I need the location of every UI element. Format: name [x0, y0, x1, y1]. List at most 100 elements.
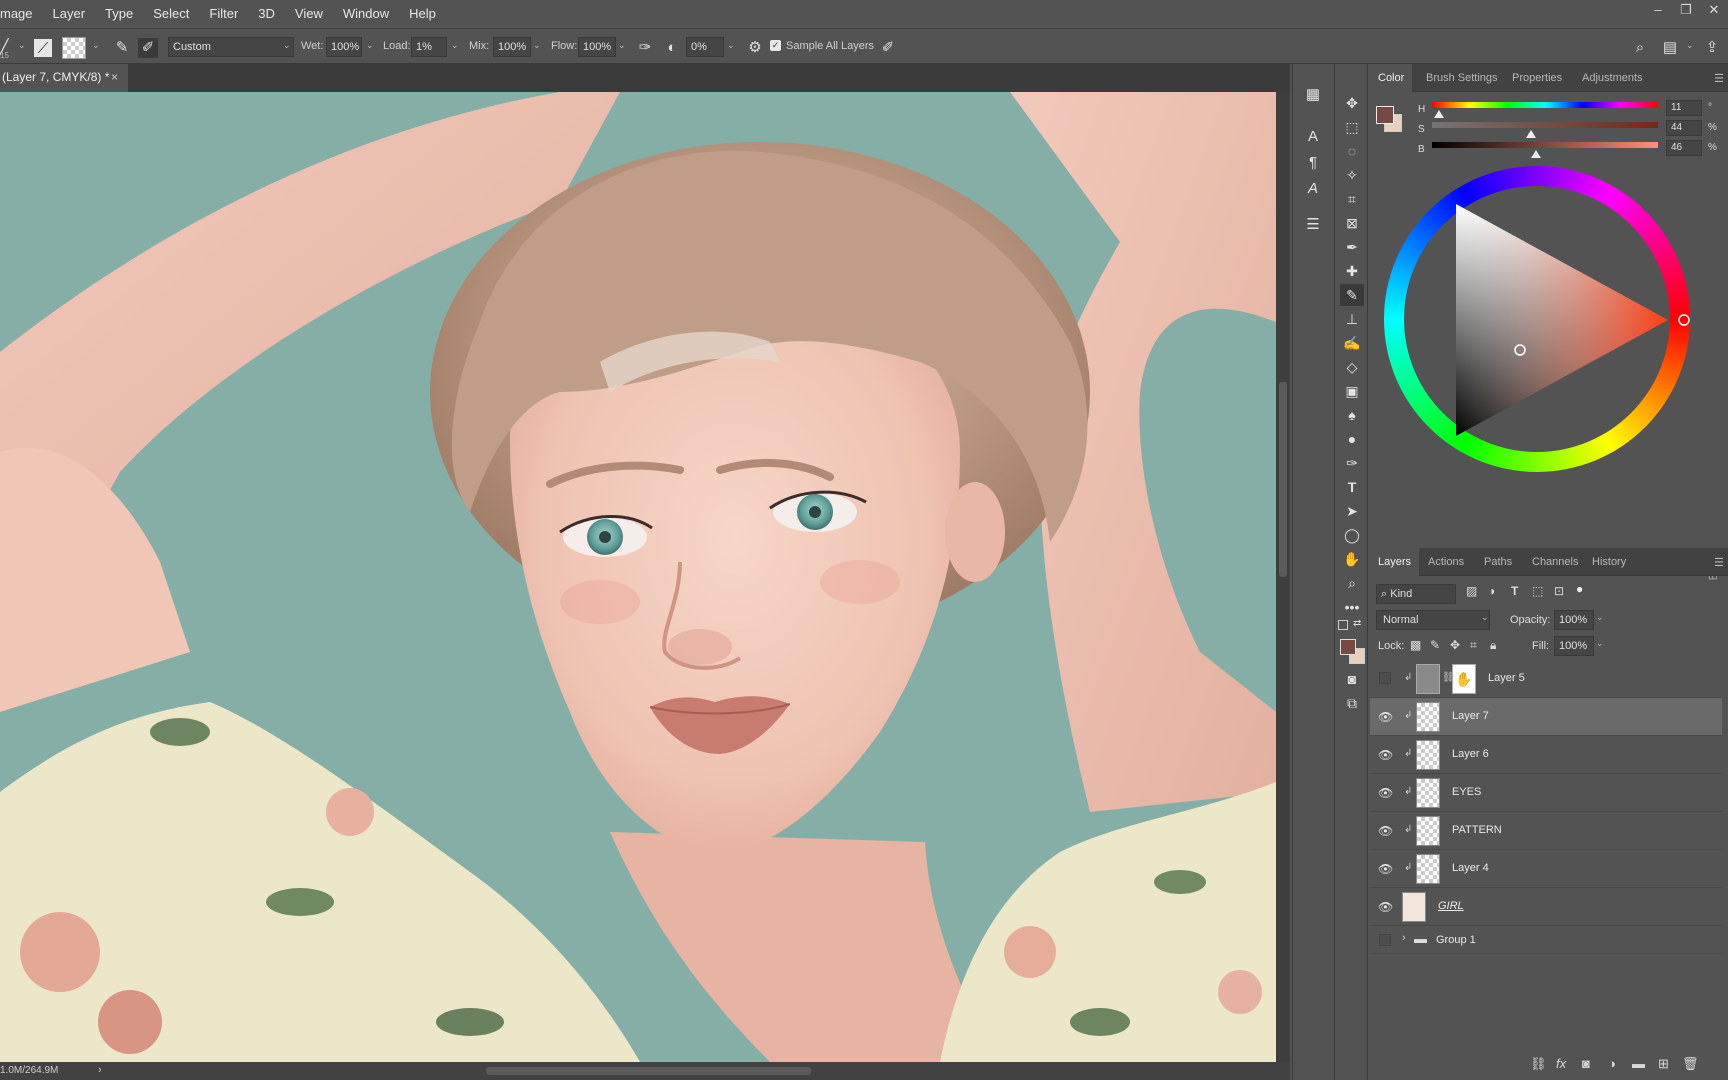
- brightness-field[interactable]: 46: [1666, 140, 1702, 156]
- default-colors-icon[interactable]: [1338, 620, 1348, 630]
- fx-icon[interactable]: fx: [1556, 1056, 1566, 1071]
- hand-tool-icon[interactable]: ✋: [1340, 548, 1364, 570]
- layer-name[interactable]: PATTERN: [1452, 824, 1502, 836]
- foreground-color-swatch[interactable]: [1376, 106, 1394, 124]
- tab-layers[interactable]: Layers: [1370, 548, 1420, 576]
- brush-preset-select[interactable]: Custom: [168, 37, 294, 57]
- lock-artboard-icon[interactable]: ⌗: [1470, 638, 1477, 653]
- chevron-down-icon[interactable]: ⌄: [533, 40, 541, 51]
- chevron-down-icon[interactable]: ⌄: [1481, 612, 1489, 623]
- tab-color[interactable]: Color: [1370, 64, 1413, 92]
- gear-icon[interactable]: ⚙: [745, 38, 765, 58]
- minimize-button[interactable]: –: [1644, 0, 1672, 22]
- lock-position-icon[interactable]: ✥: [1450, 638, 1460, 652]
- clone-stamp-icon[interactable]: ⊥: [1340, 308, 1364, 330]
- quick-mask-icon[interactable]: ◙: [1340, 668, 1364, 690]
- blend-mode-select[interactable]: Normal: [1376, 610, 1490, 630]
- fill-field[interactable]: 100%: [1554, 636, 1594, 656]
- chevron-down-icon[interactable]: ⌄: [1596, 638, 1604, 649]
- load-field[interactable]: 1%: [411, 37, 447, 57]
- adjustment-icon[interactable]: ◑: [1608, 1056, 1616, 1071]
- wet-field[interactable]: 100%: [326, 37, 362, 57]
- properties-icon[interactable]: ☰: [1301, 214, 1325, 236]
- layer-row[interactable]: ↲ ⛓ ✋ Layer 5: [1370, 660, 1722, 698]
- menu-filter[interactable]: Filter: [199, 6, 248, 21]
- eye-icon[interactable]: 👁︎: [1378, 786, 1393, 800]
- tab-properties[interactable]: Properties: [1512, 64, 1562, 92]
- filter-adjustment-icon[interactable]: ◑: [1488, 584, 1495, 598]
- chevron-down-icon[interactable]: ⌄: [283, 40, 291, 51]
- layer-row[interactable]: 👁︎ ↲ EYES: [1370, 774, 1722, 812]
- menu-3d[interactable]: 3D: [248, 6, 285, 21]
- chevron-right-icon[interactable]: ›: [1402, 932, 1406, 944]
- frame-tool-icon[interactable]: ⊠: [1340, 212, 1364, 234]
- current-load-swatch[interactable]: [62, 37, 86, 59]
- pen-tool-icon[interactable]: ✑: [1340, 452, 1364, 474]
- eye-icon[interactable]: 👁︎: [1378, 710, 1393, 724]
- tab-paths[interactable]: Paths: [1484, 548, 1512, 576]
- close-window-button[interactable]: ✕: [1700, 0, 1728, 22]
- load-brush-icon[interactable]: ✎: [112, 38, 132, 58]
- brush-tool-icon[interactable]: ✎: [1340, 284, 1364, 306]
- new-layer-icon[interactable]: ⊞: [1658, 1056, 1669, 1072]
- brightness-slider-thumb[interactable]: [1530, 150, 1541, 158]
- chevron-down-icon[interactable]: ⌄: [1596, 612, 1604, 623]
- chevron-down-icon[interactable]: ⌄: [618, 40, 626, 51]
- filter-image-icon[interactable]: ▨: [1466, 584, 1477, 598]
- filter-shape-icon[interactable]: ⬚: [1532, 584, 1543, 598]
- layer-name[interactable]: Layer 6: [1452, 748, 1489, 760]
- layer-row[interactable]: 👁︎ ↲ Layer 7: [1370, 698, 1722, 736]
- filter-smart-object-icon[interactable]: ⊡: [1554, 584, 1564, 598]
- move-tool-icon[interactable]: ✥: [1340, 92, 1364, 114]
- document-tab[interactable]: (Layer 7, CMYK/8) * ×: [0, 64, 128, 92]
- vertical-scrollbar[interactable]: [1276, 92, 1290, 1062]
- gradient-icon[interactable]: ▣: [1340, 380, 1364, 402]
- hue-field[interactable]: 11: [1666, 100, 1702, 116]
- layer-filter-select[interactable]: ⌕ Kind: [1376, 584, 1456, 604]
- layer-name[interactable]: Layer 7: [1452, 710, 1489, 722]
- path-selection-icon[interactable]: ➤: [1340, 500, 1364, 522]
- eye-icon[interactable]: 👁︎: [1378, 824, 1393, 838]
- lock-pixels-icon[interactable]: ✎: [1430, 638, 1440, 652]
- layer-thumbnail[interactable]: [1416, 854, 1440, 884]
- trash-icon[interactable]: 🗑︎: [1682, 1056, 1699, 1072]
- pressure-icon[interactable]: ✐: [878, 38, 898, 58]
- layer-thumbnail[interactable]: [1416, 816, 1440, 846]
- menu-help[interactable]: Help: [399, 6, 446, 21]
- layer-thumbnail[interactable]: [1402, 892, 1426, 922]
- layer-name[interactable]: EYES: [1452, 786, 1481, 798]
- visibility-toggle[interactable]: [1379, 934, 1391, 946]
- layer-name[interactable]: Layer 4: [1452, 862, 1489, 874]
- paragraph-icon[interactable]: ¶: [1301, 152, 1325, 174]
- lock-all-icon[interactable]: 🔒︎: [1490, 638, 1496, 653]
- foreground-color-swatch[interactable]: [1340, 639, 1356, 655]
- chevron-down-icon[interactable]: ⌄: [727, 40, 735, 51]
- airbrush-icon[interactable]: ✑: [635, 38, 655, 58]
- layer-row[interactable]: 👁︎ ↲ PATTERN: [1370, 812, 1722, 850]
- saturation-slider-thumb[interactable]: [1526, 130, 1537, 138]
- hue-slider[interactable]: [1432, 102, 1658, 108]
- chevron-down-icon[interactable]: ⌄: [451, 40, 459, 51]
- clean-brush-icon[interactable]: ✐: [138, 38, 158, 58]
- status-menu-arrow[interactable]: ›: [98, 1064, 102, 1076]
- menu-window[interactable]: Window: [333, 6, 399, 21]
- menu-view[interactable]: View: [285, 6, 333, 21]
- panel-menu-icon[interactable]: ☰: [1714, 72, 1724, 85]
- ellipse-tool-icon[interactable]: ◯: [1340, 524, 1364, 546]
- type-tool-icon[interactable]: T: [1340, 476, 1364, 498]
- mix-field[interactable]: 100%: [493, 37, 531, 57]
- hue-slider-thumb[interactable]: [1433, 110, 1444, 118]
- healing-brush-icon[interactable]: ✚: [1340, 260, 1364, 282]
- flow-field[interactable]: 100%: [578, 37, 616, 57]
- angle-field[interactable]: 0%: [686, 37, 724, 57]
- menu-select[interactable]: Select: [143, 6, 199, 21]
- crop-tool-icon[interactable]: ⌗: [1340, 188, 1364, 210]
- hue-ring-picker[interactable]: [1678, 314, 1690, 326]
- marquee-tool-icon[interactable]: ⬚: [1340, 116, 1364, 138]
- close-icon[interactable]: ×: [111, 64, 118, 91]
- menu-type[interactable]: Type: [95, 6, 143, 21]
- tab-history[interactable]: History: [1592, 548, 1626, 576]
- sample-all-layers-checkbox[interactable]: ✓: [770, 40, 781, 51]
- chevron-down-icon[interactable]: ⌄: [18, 40, 26, 51]
- saturation-slider[interactable]: [1432, 122, 1658, 128]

★ ★ ★ ★

WHAT TO PRODUCE:
Output the records above verbatim, omitting the picture.

RESULT FOR THIS TASK:
I need the location of every UI element. Format: name [x0, y0, x1, y1]. List at most 100 elements.
- brightness-field[interactable]: 46: [1666, 140, 1702, 156]
- default-colors-icon[interactable]: [1338, 620, 1348, 630]
- fx-icon[interactable]: fx: [1556, 1056, 1566, 1071]
- hand-tool-icon[interactable]: ✋: [1340, 548, 1364, 570]
- layer-name[interactable]: PATTERN: [1452, 824, 1502, 836]
- foreground-color-swatch[interactable]: [1376, 106, 1394, 124]
- tab-layers[interactable]: Layers: [1370, 548, 1420, 576]
- brush-preset-select[interactable]: Custom: [168, 37, 294, 57]
- lock-artboard-icon[interactable]: ⌗: [1470, 638, 1477, 653]
- chevron-down-icon[interactable]: ⌄: [533, 40, 541, 51]
- chevron-down-icon[interactable]: ⌄: [1481, 612, 1489, 623]
- tab-color[interactable]: Color: [1370, 64, 1413, 92]
- gear-icon[interactable]: ⚙: [745, 38, 765, 58]
- minimize-button[interactable]: –: [1644, 0, 1672, 22]
- lock-position-icon[interactable]: ✥: [1450, 638, 1460, 652]
- clone-stamp-icon[interactable]: ⊥: [1340, 308, 1364, 330]
- quick-mask-icon[interactable]: ◙: [1340, 668, 1364, 690]
- blend-mode-select[interactable]: Normal: [1376, 610, 1490, 630]
- fill-field[interactable]: 100%: [1554, 636, 1594, 656]
- chevron-down-icon[interactable]: ⌄: [1596, 638, 1604, 649]
- load-field[interactable]: 1%: [411, 37, 447, 57]
- adjustment-icon[interactable]: ◑: [1608, 1056, 1616, 1071]
- wet-field[interactable]: 100%: [326, 37, 362, 57]
- properties-icon[interactable]: ☰: [1301, 214, 1325, 236]
- layer-row[interactable]: ↲ ⛓ ✋ Layer 5: [1370, 660, 1722, 698]
- menu-filter[interactable]: Filter: [199, 6, 248, 21]
- eye-icon[interactable]: 👁︎: [1378, 786, 1393, 800]
- tab-properties[interactable]: Properties: [1512, 64, 1562, 92]
- filter-adjustment-icon[interactable]: ◑: [1488, 584, 1495, 598]
- chevron-down-icon[interactable]: ⌄: [283, 40, 291, 51]
- layer-row[interactable]: 👁︎ ↲ EYES: [1370, 774, 1722, 812]
- menu-3d[interactable]: 3D: [248, 6, 285, 21]
- chevron-right-icon[interactable]: ›: [1402, 932, 1406, 944]
- frame-tool-icon[interactable]: ⊠: [1340, 212, 1364, 234]
- current-load-swatch[interactable]: [62, 37, 86, 59]
- pen-tool-icon[interactable]: ✑: [1340, 452, 1364, 474]
- eye-icon[interactable]: 👁︎: [1378, 710, 1393, 724]
- tab-paths[interactable]: Paths: [1484, 548, 1512, 576]
- close-window-button[interactable]: ✕: [1700, 0, 1728, 22]
- load-brush-icon[interactable]: ✎: [112, 38, 132, 58]
- brush-tool-icon[interactable]: ✎: [1340, 284, 1364, 306]
- new-layer-icon[interactable]: ⊞: [1658, 1056, 1669, 1072]
- brightness-slider-thumb[interactable]: [1530, 150, 1541, 158]
- chevron-down-icon[interactable]: ⌄: [1596, 612, 1604, 623]
- chevron-down-icon[interactable]: ⌄: [618, 40, 626, 51]
- filter-image-icon[interactable]: ▨: [1466, 584, 1477, 598]
- filter-shape-icon[interactable]: ⬚: [1532, 584, 1543, 598]
- layer-name[interactable]: Layer 6: [1452, 748, 1489, 760]
- layer-row[interactable]: 👁︎ ↲ Layer 7: [1370, 698, 1722, 736]
- filter-smart-object-icon[interactable]: ⊡: [1554, 584, 1564, 598]
- move-tool-icon[interactable]: ✥: [1340, 92, 1364, 114]
- document-tab[interactable]: (Layer 7, CMYK/8) * ×: [0, 64, 128, 92]
- vertical-scrollbar[interactable]: [1276, 92, 1290, 1062]
- gradient-icon[interactable]: ▣: [1340, 380, 1364, 402]
- hue-field[interactable]: 11: [1666, 100, 1702, 116]
- layer-filter-select[interactable]: ⌕ Kind: [1376, 584, 1456, 604]
- layer-name[interactable]: Layer 7: [1452, 710, 1489, 722]
- path-selection-icon[interactable]: ➤: [1340, 500, 1364, 522]
- eye-icon[interactable]: 👁︎: [1378, 824, 1393, 838]
- lock-pixels-icon[interactable]: ✎: [1430, 638, 1440, 652]
- layer-thumbnail[interactable]: [1416, 854, 1440, 884]
- trash-icon[interactable]: 🗑︎: [1682, 1056, 1699, 1072]
- pressure-icon[interactable]: ✐: [878, 38, 898, 58]
- layer-thumbnail[interactable]: [1416, 816, 1440, 846]
- menu-help[interactable]: Help: [399, 6, 446, 21]
- layer-thumbnail[interactable]: [1402, 892, 1426, 922]
- layer-name[interactable]: EYES: [1452, 786, 1481, 798]
- visibility-toggle[interactable]: [1379, 934, 1391, 946]
- layer-name[interactable]: Layer 4: [1452, 862, 1489, 874]
- paragraph-icon[interactable]: ¶: [1301, 152, 1325, 174]
- lock-all-icon[interactable]: 🔒︎: [1490, 638, 1496, 653]
- foreground-color-swatch[interactable]: [1340, 639, 1356, 655]
- chevron-down-icon[interactable]: ⌄: [727, 40, 735, 51]
- airbrush-icon[interactable]: ✑: [635, 38, 655, 58]
- layer-row[interactable]: 👁︎ ↲ PATTERN: [1370, 812, 1722, 850]
- saturation-slider-thumb[interactable]: [1526, 130, 1537, 138]
- hue-slider[interactable]: [1432, 102, 1658, 108]
- chevron-down-icon[interactable]: ⌄: [451, 40, 459, 51]
- clean-brush-icon[interactable]: ✐: [138, 38, 158, 58]
- status-menu-arrow[interactable]: ›: [98, 1064, 102, 1076]
- menu-window[interactable]: Window: [333, 6, 399, 21]
- menu-view[interactable]: View: [285, 6, 333, 21]
- panel-menu-icon[interactable]: ☰: [1714, 72, 1724, 85]
- ellipse-tool-icon[interactable]: ◯: [1340, 524, 1364, 546]
- type-tool-icon[interactable]: T: [1340, 476, 1364, 498]
- mix-field[interactable]: 100%: [493, 37, 531, 57]
- hue-slider-thumb[interactable]: [1433, 110, 1444, 118]
- healing-brush-icon[interactable]: ✚: [1340, 260, 1364, 282]
- flow-field[interactable]: 100%: [578, 37, 616, 57]
- angle-field[interactable]: 0%: [686, 37, 724, 57]
- menu-select[interactable]: Select: [143, 6, 199, 21]
- crop-tool-icon[interactable]: ⌗: [1340, 188, 1364, 210]
- hue-ring-picker[interactable]: [1678, 314, 1690, 326]
- marquee-tool-icon[interactable]: ⬚: [1340, 116, 1364, 138]
- close-icon[interactable]: ×: [111, 64, 118, 91]
- menu-type[interactable]: Type: [95, 6, 143, 21]
- tab-history[interactable]: History: [1592, 548, 1626, 576]
- sample-all-layers-checkbox[interactable]: ✓: [770, 40, 781, 51]
- chevron-down-icon[interactable]: ⌄: [18, 40, 26, 51]
- saturation-slider[interactable]: [1432, 122, 1658, 128]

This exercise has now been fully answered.